__Aim__. Write out every entry word for word.
Begin
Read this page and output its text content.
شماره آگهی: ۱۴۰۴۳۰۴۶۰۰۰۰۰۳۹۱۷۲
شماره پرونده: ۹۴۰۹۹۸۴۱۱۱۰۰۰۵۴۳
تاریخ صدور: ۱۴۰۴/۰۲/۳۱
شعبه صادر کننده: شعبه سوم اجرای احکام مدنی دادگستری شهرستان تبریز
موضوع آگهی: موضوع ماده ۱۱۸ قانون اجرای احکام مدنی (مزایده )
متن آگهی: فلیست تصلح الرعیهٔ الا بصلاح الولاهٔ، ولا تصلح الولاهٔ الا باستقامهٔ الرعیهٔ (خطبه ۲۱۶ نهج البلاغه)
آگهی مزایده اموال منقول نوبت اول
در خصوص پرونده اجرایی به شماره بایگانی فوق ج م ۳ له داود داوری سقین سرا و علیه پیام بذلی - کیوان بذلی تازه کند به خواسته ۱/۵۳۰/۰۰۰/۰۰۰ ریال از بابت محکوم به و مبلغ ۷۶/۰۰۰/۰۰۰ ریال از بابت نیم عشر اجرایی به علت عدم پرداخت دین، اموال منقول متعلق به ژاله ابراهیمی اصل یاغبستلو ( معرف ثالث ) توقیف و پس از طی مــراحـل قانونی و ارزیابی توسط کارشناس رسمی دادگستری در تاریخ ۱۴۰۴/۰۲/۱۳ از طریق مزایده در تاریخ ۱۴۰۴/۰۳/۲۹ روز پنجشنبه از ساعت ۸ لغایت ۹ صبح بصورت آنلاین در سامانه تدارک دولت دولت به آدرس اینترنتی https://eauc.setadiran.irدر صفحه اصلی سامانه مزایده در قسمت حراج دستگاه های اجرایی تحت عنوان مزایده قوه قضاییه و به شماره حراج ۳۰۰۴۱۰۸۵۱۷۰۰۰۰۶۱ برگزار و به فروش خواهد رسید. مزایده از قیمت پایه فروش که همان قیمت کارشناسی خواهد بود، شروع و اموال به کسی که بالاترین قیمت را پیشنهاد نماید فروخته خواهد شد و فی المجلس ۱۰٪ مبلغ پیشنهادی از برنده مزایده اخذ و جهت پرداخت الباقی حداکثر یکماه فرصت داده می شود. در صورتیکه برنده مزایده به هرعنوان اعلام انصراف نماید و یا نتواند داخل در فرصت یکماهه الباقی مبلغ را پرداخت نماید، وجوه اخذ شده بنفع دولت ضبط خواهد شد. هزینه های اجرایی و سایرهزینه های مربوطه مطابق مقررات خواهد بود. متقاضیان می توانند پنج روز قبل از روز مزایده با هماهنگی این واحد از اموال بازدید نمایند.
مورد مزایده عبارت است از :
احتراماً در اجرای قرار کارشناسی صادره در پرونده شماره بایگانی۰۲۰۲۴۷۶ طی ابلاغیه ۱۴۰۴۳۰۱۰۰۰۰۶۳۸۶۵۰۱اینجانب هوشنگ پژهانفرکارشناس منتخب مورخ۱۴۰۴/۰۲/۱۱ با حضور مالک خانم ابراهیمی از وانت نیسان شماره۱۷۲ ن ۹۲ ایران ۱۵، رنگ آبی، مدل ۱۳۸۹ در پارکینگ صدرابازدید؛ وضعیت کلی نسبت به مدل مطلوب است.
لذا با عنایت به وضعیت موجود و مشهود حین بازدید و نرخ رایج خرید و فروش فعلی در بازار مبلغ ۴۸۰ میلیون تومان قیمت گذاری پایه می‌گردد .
End
__Result of this task__.
Read this page and output its text content.
شماره آگهی: ۱۴۰۴۳۰۴۶۰۰۰۰۰۳۹۱۷۲
شماره پرونده: ۹۴۰۹۹۸۴۱۱۱۰۰۰۵۴۳
تاریخ صدور: ۱۴۰۴/۰۲/۳۱
شعبه صادر کننده: شعبه سوم اجرای احکام مدنی دادگستری شهرستان تبریز
موضوع آگهی: موضوع ماده ۱۱۸ قانون اجرای احکام مدنی (مزایده )
متن آگهی: فلیست تصلح الرعیهٔ الا بصلاح الولاهٔ، ولا تصلح الولاهٔ الا باستقامهٔ الرعیهٔ (خطبه ۲۱۶ نهج البلاغه)
آگهی مزایده اموال منقول نوبت اول
در خصوص پرونده اجرایی به شماره بایگانی فوق ج م ۳ له داود داوری سقین سرا و علیه پیام بذلی - کیوان بذلی تازه کند به خواسته ۱/۵۳۰/۰۰۰/۰۰۰ ریال از بابت محکوم به و مبلغ ۷۶/۰۰۰/۰۰۰ ریال از بابت نیم عشر اجرایی به علت عدم پرداخت دین، اموال منقول متعلق به ژاله ابراهیمی اصل یاغبستلو ( معرف ثالث ) توقیف و پس از طی مــراحـل قانونی و ارزیابی توسط کارشناس رسمی دادگستری در تاریخ ۱۴۰۴/۰۲/۱۳ از طریق مزایده در تاریخ ۱۴۰۴/۰۳/۲۹ روز پنجشنبه از ساعت ۸ لغایت ۹ صبح بصورت آنلاین در سامانه تدارک دولت دولت به آدرس اینترنتی https://eauc.setadiran.irدر صفحه اصلی سامانه مزایده در قسمت حراج دستگاه های اجرایی تحت عنوان مزایده قوه قضاییه و به شماره حراج ۳۰۰۴۱۰۸۵۱۷۰۰۰۰۶۱ برگزار و به فروش خواهد رسید. مزایده از قیمت پایه فروش که همان قیمت کارشناسی خواهد بود، شروع و اموال به کسی که بالاترین قیمت را پیشنهاد نماید فروخته خواهد شد و فی المجلس ۱۰٪ مبلغ پیشنهادی از برنده مزایده اخذ و جهت پرداخت الباقی حداکثر یکماه فرصت داده می شود. در صورتیکه برنده مزایده به هرعنوان اعلام انصراف نماید و یا نتواند داخل در فرصت یکماهه الباقی مبلغ را پرداخت نماید، وجوه اخذ شده بنفع دولت ضبط خواهد شد. هزینه های اجرایی و سایرهزینه های مربوطه مطابق مقررات خواهد بود. متقاضیان می توانند پنج روز قبل از روز مزایده با هماهنگی این واحد از اموال بازدید نمایند.
مورد مزایده عبارت است از :
احتراماً در اجرای قرار کارشناسی صادره در پرونده شماره بایگانی۰۲۰۲۴۷۶ طی ابلاغیه ۱۴۰۴۳۰۱۰۰۰۰۶۳۸۶۵۰۱اینجانب هوشنگ پژهانفرکارشناس منتخب مورخ۱۴۰۴/۰۲/۱۱ با حضور مالک خانم ابراهیمی از وانت نیسان شماره۱۷۲ ن ۹۲ ایران ۱۵، رنگ آبی، مدل ۱۳۸۹ در پارکینگ صدرابازدید؛ وضعیت کلی نسبت به مدل مطلوب است.
لذا با عنایت به وضعیت موجود و مشهود حین بازدید و نرخ رایج خرید و فروش فعلی در بازار مبلغ ۴۸۰ میلیون تومان قیمت گذاری پایه می‌گردد .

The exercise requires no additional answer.